* BEGIN Record excerpts *
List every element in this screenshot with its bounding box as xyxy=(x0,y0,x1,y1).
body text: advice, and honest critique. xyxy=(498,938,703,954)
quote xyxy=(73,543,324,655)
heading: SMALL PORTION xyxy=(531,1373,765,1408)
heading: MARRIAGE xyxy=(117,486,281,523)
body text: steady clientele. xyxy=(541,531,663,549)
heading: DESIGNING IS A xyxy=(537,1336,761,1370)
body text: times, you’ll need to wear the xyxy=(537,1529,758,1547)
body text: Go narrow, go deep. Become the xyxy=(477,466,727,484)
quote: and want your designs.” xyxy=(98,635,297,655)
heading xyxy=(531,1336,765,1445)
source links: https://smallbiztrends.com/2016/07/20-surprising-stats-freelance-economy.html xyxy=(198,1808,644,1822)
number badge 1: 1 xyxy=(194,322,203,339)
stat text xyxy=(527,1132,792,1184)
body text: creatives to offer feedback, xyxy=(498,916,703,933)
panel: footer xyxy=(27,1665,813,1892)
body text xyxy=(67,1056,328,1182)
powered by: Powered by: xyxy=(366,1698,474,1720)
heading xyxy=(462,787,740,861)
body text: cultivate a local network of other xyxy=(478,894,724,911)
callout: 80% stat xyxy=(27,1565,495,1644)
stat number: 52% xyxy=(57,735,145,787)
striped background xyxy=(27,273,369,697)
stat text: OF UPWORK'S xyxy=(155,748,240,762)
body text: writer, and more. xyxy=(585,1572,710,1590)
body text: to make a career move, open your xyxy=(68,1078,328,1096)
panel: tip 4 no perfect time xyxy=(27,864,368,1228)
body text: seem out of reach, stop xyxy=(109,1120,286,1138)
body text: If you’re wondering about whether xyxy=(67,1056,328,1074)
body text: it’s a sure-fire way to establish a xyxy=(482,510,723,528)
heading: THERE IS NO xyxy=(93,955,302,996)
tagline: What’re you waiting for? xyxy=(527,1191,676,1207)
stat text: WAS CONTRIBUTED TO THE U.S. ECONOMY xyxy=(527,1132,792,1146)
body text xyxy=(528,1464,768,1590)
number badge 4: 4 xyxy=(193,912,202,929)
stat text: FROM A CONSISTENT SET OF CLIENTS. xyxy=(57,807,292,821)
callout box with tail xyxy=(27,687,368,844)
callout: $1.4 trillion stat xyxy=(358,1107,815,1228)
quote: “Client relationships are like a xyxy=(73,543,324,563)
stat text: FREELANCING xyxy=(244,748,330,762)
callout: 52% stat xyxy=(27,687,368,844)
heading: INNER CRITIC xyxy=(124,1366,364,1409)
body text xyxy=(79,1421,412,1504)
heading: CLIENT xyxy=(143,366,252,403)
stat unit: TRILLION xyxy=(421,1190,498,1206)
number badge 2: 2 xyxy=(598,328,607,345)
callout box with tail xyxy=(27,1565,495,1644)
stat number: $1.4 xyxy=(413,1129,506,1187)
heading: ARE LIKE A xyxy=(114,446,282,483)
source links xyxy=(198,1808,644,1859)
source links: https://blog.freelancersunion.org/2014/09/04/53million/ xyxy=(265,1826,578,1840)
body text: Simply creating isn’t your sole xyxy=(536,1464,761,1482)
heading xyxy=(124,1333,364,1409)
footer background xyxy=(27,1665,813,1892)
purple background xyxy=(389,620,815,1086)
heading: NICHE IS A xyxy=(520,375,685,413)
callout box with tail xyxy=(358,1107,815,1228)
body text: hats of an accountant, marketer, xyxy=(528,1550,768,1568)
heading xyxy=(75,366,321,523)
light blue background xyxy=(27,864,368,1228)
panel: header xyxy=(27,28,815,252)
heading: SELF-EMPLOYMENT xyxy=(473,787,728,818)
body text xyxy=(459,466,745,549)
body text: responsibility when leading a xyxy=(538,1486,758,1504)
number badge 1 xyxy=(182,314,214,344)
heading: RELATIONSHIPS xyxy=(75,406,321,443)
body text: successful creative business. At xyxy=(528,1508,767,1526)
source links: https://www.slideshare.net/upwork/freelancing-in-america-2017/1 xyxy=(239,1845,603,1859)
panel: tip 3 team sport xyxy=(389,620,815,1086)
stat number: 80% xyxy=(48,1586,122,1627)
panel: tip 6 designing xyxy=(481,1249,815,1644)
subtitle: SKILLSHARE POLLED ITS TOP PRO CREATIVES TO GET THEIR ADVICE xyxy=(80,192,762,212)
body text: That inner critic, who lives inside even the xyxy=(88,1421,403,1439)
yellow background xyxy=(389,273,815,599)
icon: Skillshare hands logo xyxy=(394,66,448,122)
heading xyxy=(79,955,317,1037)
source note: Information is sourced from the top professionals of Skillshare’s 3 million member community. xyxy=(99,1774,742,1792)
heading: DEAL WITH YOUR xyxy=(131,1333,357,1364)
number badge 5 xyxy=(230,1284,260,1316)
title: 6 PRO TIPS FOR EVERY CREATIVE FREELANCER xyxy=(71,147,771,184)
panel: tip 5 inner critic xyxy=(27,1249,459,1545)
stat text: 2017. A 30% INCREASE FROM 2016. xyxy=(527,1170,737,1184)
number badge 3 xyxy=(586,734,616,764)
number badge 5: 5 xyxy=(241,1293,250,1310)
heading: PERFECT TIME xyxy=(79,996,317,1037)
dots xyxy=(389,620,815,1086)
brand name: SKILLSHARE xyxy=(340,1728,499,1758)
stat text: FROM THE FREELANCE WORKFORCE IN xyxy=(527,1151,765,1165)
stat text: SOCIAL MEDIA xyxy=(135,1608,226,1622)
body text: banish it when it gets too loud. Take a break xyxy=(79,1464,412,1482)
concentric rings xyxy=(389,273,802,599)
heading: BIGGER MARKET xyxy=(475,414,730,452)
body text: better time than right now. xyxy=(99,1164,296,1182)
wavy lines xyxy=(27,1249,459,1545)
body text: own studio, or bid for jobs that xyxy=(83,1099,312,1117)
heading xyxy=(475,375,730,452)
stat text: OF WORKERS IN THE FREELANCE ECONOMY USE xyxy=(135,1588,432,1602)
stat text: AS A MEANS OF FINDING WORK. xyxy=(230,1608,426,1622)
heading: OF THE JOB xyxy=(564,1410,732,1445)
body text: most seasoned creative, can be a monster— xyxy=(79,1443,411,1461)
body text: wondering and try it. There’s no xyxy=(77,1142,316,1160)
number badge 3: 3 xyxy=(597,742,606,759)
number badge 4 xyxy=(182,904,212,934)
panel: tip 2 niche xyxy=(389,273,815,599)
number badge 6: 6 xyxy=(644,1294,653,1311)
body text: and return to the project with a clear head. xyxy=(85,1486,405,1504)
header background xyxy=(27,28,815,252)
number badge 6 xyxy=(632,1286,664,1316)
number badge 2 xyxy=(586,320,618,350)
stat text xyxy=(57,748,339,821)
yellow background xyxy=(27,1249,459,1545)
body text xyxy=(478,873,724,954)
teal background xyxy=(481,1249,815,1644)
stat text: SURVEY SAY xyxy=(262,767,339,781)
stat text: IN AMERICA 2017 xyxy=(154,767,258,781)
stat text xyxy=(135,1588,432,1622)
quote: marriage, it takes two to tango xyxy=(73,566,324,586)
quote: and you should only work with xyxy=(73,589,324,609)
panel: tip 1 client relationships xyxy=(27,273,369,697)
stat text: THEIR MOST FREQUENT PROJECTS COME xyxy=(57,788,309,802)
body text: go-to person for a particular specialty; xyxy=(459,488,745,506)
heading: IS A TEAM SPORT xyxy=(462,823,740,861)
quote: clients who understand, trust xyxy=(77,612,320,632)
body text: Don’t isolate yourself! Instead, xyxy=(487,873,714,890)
* END Record excerpts *
§ **Required work**:
Rewrite the material above with every "stat text" changed to "statistic text", keeping everything else the same.

§ **Correct result**:
List every element in this screenshot with its bounding box as xyxy=(x0,y0,x1,y1).
body text: advice, and honest critique. xyxy=(498,938,703,954)
quote xyxy=(73,543,324,655)
heading: SMALL PORTION xyxy=(531,1373,765,1408)
heading: MARRIAGE xyxy=(117,486,281,523)
body text: steady clientele. xyxy=(541,531,663,549)
heading: DESIGNING IS A xyxy=(537,1336,761,1370)
body text: times, you’ll need to wear the xyxy=(537,1529,758,1547)
body text: Go narrow, go deep. Become the xyxy=(477,466,727,484)
quote: and want your designs.” xyxy=(98,635,297,655)
heading xyxy=(531,1336,765,1445)
source links: https://smallbiztrends.com/2016/07/20-surprising-stats-freelance-economy.html xyxy=(198,1808,644,1822)
number badge 1: 1 xyxy=(194,322,203,339)
statistic text xyxy=(527,1132,792,1184)
body text: creatives to offer feedback, xyxy=(498,916,703,933)
panel: footer xyxy=(27,1665,813,1892)
body text xyxy=(67,1056,328,1182)
powered by: Powered by: xyxy=(366,1698,474,1720)
heading xyxy=(462,787,740,861)
body text: cultivate a local network of other xyxy=(478,894,724,911)
callout: 80% stat xyxy=(27,1565,495,1644)
stat number: 52% xyxy=(57,735,145,787)
striped background xyxy=(27,273,369,697)
statistic text: OF UPWORK'S xyxy=(155,748,240,762)
body text: writer, and more. xyxy=(585,1572,710,1590)
body text: to make a career move, open your xyxy=(68,1078,328,1096)
panel: tip 4 no perfect time xyxy=(27,864,368,1228)
body text: seem out of reach, stop xyxy=(109,1120,286,1138)
body text: If you’re wondering about whether xyxy=(67,1056,328,1074)
body text: it’s a sure-fire way to establish a xyxy=(482,510,723,528)
heading: THERE IS NO xyxy=(93,955,302,996)
tagline: What’re you waiting for? xyxy=(527,1191,676,1207)
statistic text: WAS CONTRIBUTED TO THE U.S. ECONOMY xyxy=(527,1132,792,1146)
body text xyxy=(528,1464,768,1590)
number badge 4: 4 xyxy=(193,912,202,929)
statistic text: FROM A CONSISTENT SET OF CLIENTS. xyxy=(57,807,292,821)
callout box with tail xyxy=(27,687,368,844)
callout: $1.4 trillion stat xyxy=(358,1107,815,1228)
quote: “Client relationships are like a xyxy=(73,543,324,563)
statistic text: FREELANCING xyxy=(244,748,330,762)
callout: 52% stat xyxy=(27,687,368,844)
heading: INNER CRITIC xyxy=(124,1366,364,1409)
body text xyxy=(79,1421,412,1504)
heading: CLIENT xyxy=(143,366,252,403)
stat unit: TRILLION xyxy=(421,1190,498,1206)
number badge 2: 2 xyxy=(598,328,607,345)
callout box with tail xyxy=(27,1565,495,1644)
stat number: $1.4 xyxy=(413,1129,506,1187)
heading: ARE LIKE A xyxy=(114,446,282,483)
source links xyxy=(198,1808,644,1859)
source links: https://blog.freelancersunion.org/2014/09/04/53million/ xyxy=(265,1826,578,1840)
body text: Simply creating isn’t your sole xyxy=(536,1464,761,1482)
heading xyxy=(124,1333,364,1409)
footer background xyxy=(27,1665,813,1892)
purple background xyxy=(389,620,815,1086)
heading: NICHE IS A xyxy=(520,375,685,413)
callout box with tail xyxy=(358,1107,815,1228)
body text: hats of an accountant, marketer, xyxy=(528,1550,768,1568)
heading xyxy=(75,366,321,523)
light blue background xyxy=(27,864,368,1228)
panel: header xyxy=(27,28,815,252)
heading: SELF-EMPLOYMENT xyxy=(473,787,728,818)
body text xyxy=(459,466,745,549)
body text: responsibility when leading a xyxy=(538,1486,758,1504)
number badge 1 xyxy=(182,314,214,344)
heading: RELATIONSHIPS xyxy=(75,406,321,443)
body text: successful creative business. At xyxy=(528,1508,767,1526)
source links: https://www.slideshare.net/upwork/freelancing-in-america-2017/1 xyxy=(239,1845,603,1859)
panel: tip 3 team sport xyxy=(389,620,815,1086)
stat number: 80% xyxy=(48,1586,122,1627)
panel: tip 6 designing xyxy=(481,1249,815,1644)
subtitle: SKILLSHARE POLLED ITS TOP PRO CREATIVES TO GET THEIR ADVICE xyxy=(80,192,762,212)
body text: That inner critic, who lives inside even the xyxy=(88,1421,403,1439)
yellow background xyxy=(389,273,815,599)
icon: Skillshare hands logo xyxy=(394,66,448,122)
heading xyxy=(79,955,317,1037)
source note: Information is sourced from the top professionals of Skillshare’s 3 million member community. xyxy=(99,1774,742,1792)
heading: DEAL WITH YOUR xyxy=(131,1333,357,1364)
number badge 5 xyxy=(230,1284,260,1316)
title: 6 PRO TIPS FOR EVERY CREATIVE FREELANCER xyxy=(71,147,771,184)
panel: tip 5 inner critic xyxy=(27,1249,459,1545)
statistic text: 2017. A 30% INCREASE FROM 2016. xyxy=(527,1170,737,1184)
number badge 3 xyxy=(586,734,616,764)
number badge 5: 5 xyxy=(241,1293,250,1310)
heading: PERFECT TIME xyxy=(79,996,317,1037)
dots xyxy=(389,620,815,1086)
brand name: SKILLSHARE xyxy=(340,1728,499,1758)
statistic text: FROM THE FREELANCE WORKFORCE IN xyxy=(527,1151,765,1165)
statistic text: SOCIAL MEDIA xyxy=(135,1608,226,1622)
body text: banish it when it gets too loud. Take a break xyxy=(79,1464,412,1482)
concentric rings xyxy=(389,273,802,599)
heading: BIGGER MARKET xyxy=(475,414,730,452)
body text: better time than right now. xyxy=(99,1164,296,1182)
wavy lines xyxy=(27,1249,459,1545)
body text: own studio, or bid for jobs that xyxy=(83,1099,312,1117)
heading xyxy=(475,375,730,452)
statistic text: OF WORKERS IN THE FREELANCE ECONOMY USE xyxy=(135,1588,432,1602)
statistic text: AS A MEANS OF FINDING WORK. xyxy=(230,1608,426,1622)
heading: OF THE JOB xyxy=(564,1410,732,1445)
body text: most seasoned creative, can be a monster— xyxy=(79,1443,411,1461)
body text: wondering and try it. There’s no xyxy=(77,1142,316,1160)
number badge 3: 3 xyxy=(597,742,606,759)
number badge 4 xyxy=(182,904,212,934)
panel: tip 2 niche xyxy=(389,273,815,599)
number badge 6: 6 xyxy=(644,1294,653,1311)
body text: and return to the project with a clear head. xyxy=(85,1486,405,1504)
header background xyxy=(27,28,815,252)
number badge 6 xyxy=(632,1286,664,1316)
number badge 2 xyxy=(586,320,618,350)
statistic text xyxy=(57,748,339,821)
yellow background xyxy=(27,1249,459,1545)
body text xyxy=(478,873,724,954)
teal background xyxy=(481,1249,815,1644)
statistic text: SURVEY SAY xyxy=(262,767,339,781)
statistic text: IN AMERICA 2017 xyxy=(154,767,258,781)
statistic text xyxy=(135,1588,432,1622)
quote: marriage, it takes two to tango xyxy=(73,566,324,586)
quote: and you should only work with xyxy=(73,589,324,609)
panel: tip 1 client relationships xyxy=(27,273,369,697)
statistic text: THEIR MOST FREQUENT PROJECTS COME xyxy=(57,788,309,802)
body text: go-to person for a particular specialty; xyxy=(459,488,745,506)
heading: IS A TEAM SPORT xyxy=(462,823,740,861)
quote: clients who understand, trust xyxy=(77,612,320,632)
body text: Don’t isolate yourself! Instead, xyxy=(487,873,714,890)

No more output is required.